— WHAT NEEDS TO BE DONE —
Give the listing again character for character, but drop the images.

(Figure content listings)
::::

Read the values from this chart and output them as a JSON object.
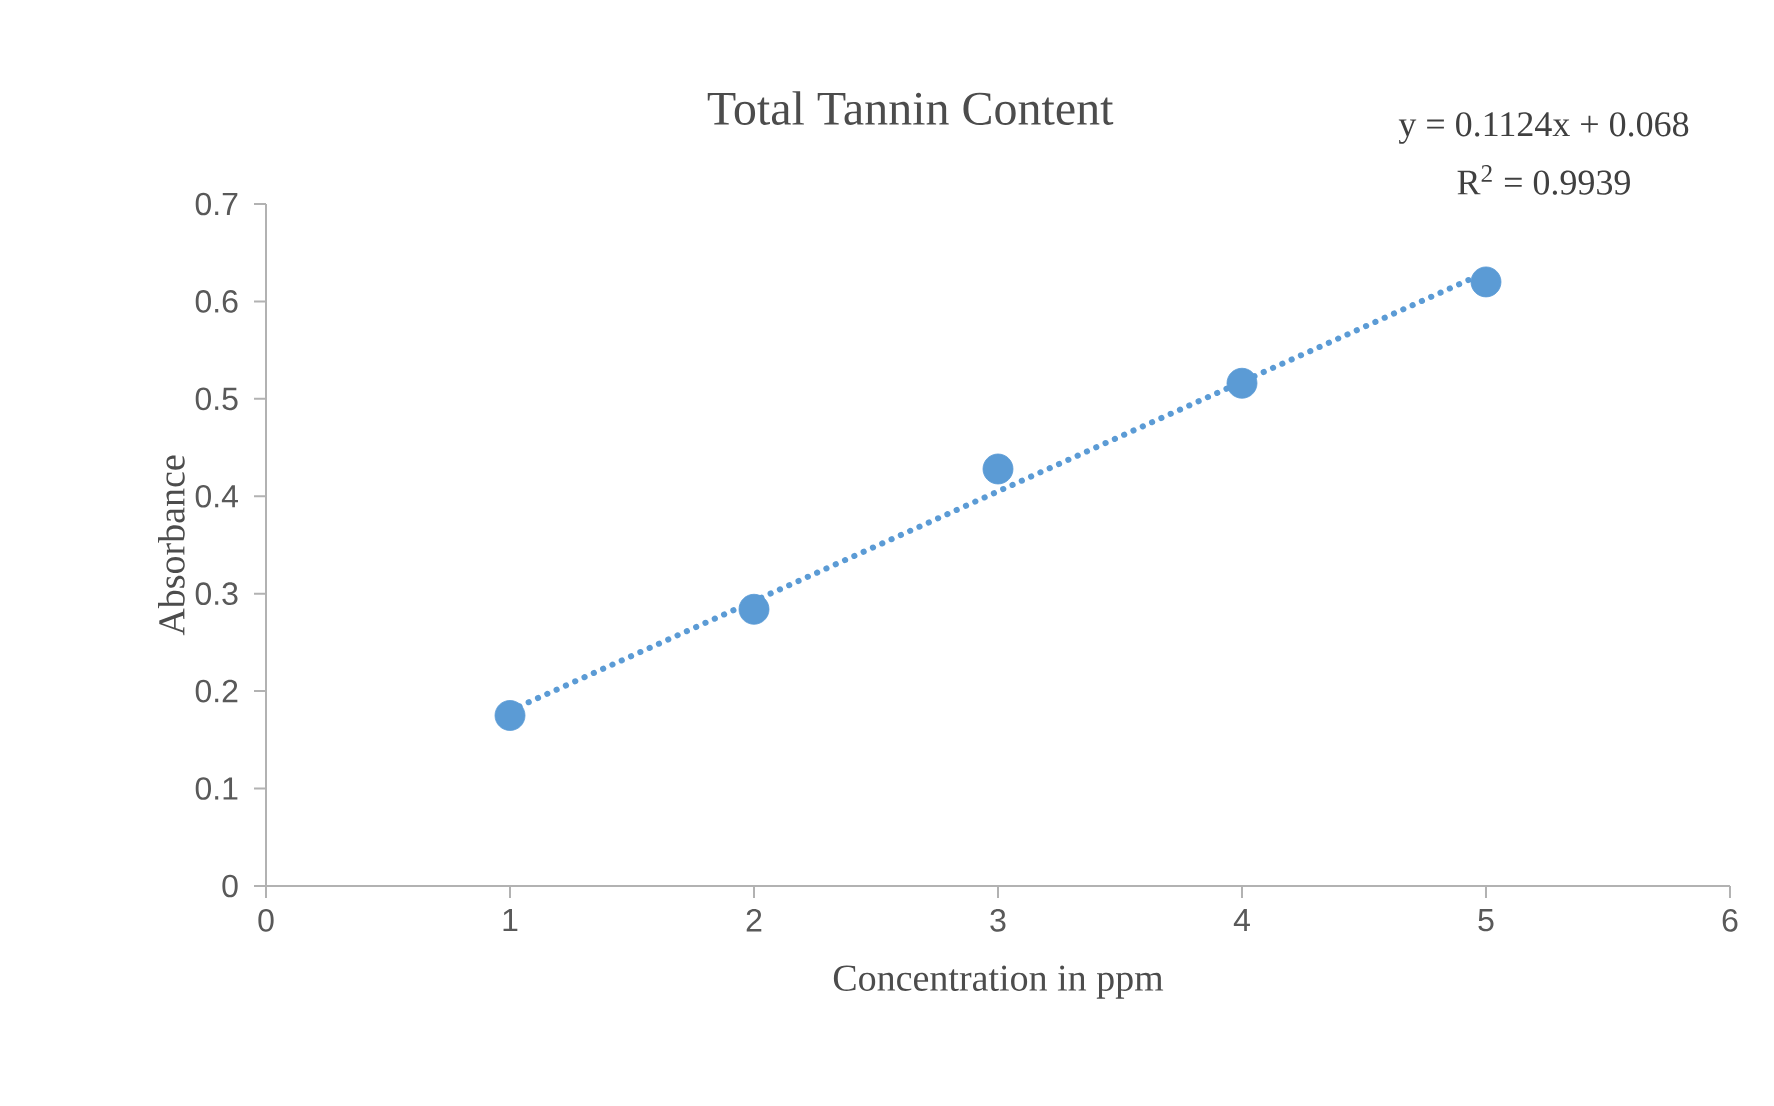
{
  "chart_data": {
    "type": "scatter",
    "title": "Total Tannin Content",
    "xlabel": "Concentration in ppm",
    "ylabel": "Absorbance",
    "annotations": [
      "y = 0.1124x + 0.068",
      "R$^{2}$ = 0.9939"
    ],
    "xlim": [
      0,
      6
    ],
    "ylim": [
      0,
      0.7
    ],
    "xticks": [
      0,
      1,
      2,
      3,
      4,
      5,
      6
    ],
    "yticks": [
      0,
      0.1,
      0.2,
      0.3,
      0.4,
      0.5,
      0.6,
      0.7
    ],
    "series": [
      {
        "color": "#5b9bd5",
        "marker": "circle",
        "x": [
          1,
          2,
          3,
          4,
          5
        ],
        "values": [
          0.175,
          0.284,
          0.428,
          0.516,
          0.62
        ]
      },
      {
        "type": "line",
        "color": "#5b9bd5",
        "line_style": "dotted",
        "marker": "none",
        "x": [
          1,
          5
        ],
        "values": [
          0.18,
          0.63
        ]
      }
    ]
  }
}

::::

— ANSWER IN FULL —
Read the values from this chart and output them as a JSON object.
{
  "chart_data": {
    "type": "scatter",
    "title": "Total Tannin Content",
    "xlabel": "Concentration in ppm",
    "ylabel": "Absorbance",
    "annotations": [
      "y = 0.1124x + 0.068",
      "R$^{2}$ = 0.9939"
    ],
    "xlim": [
      0,
      6
    ],
    "ylim": [
      0,
      0.7
    ],
    "xticks": [
      0,
      1,
      2,
      3,
      4,
      5,
      6
    ],
    "yticks": [
      0,
      0.1,
      0.2,
      0.3,
      0.4,
      0.5,
      0.6,
      0.7
    ],
    "series": [
      {
        "color": "#5b9bd5",
        "marker": "circle",
        "x": [
          1,
          2,
          3,
          4,
          5
        ],
        "values": [
          0.175,
          0.284,
          0.428,
          0.516,
          0.62
        ]
      },
      {
        "type": "line",
        "color": "#5b9bd5",
        "line_style": "dotted",
        "marker": "none",
        "x": [
          1,
          5
        ],
        "values": [
          0.18,
          0.63
        ]
      }
    ]
  }
}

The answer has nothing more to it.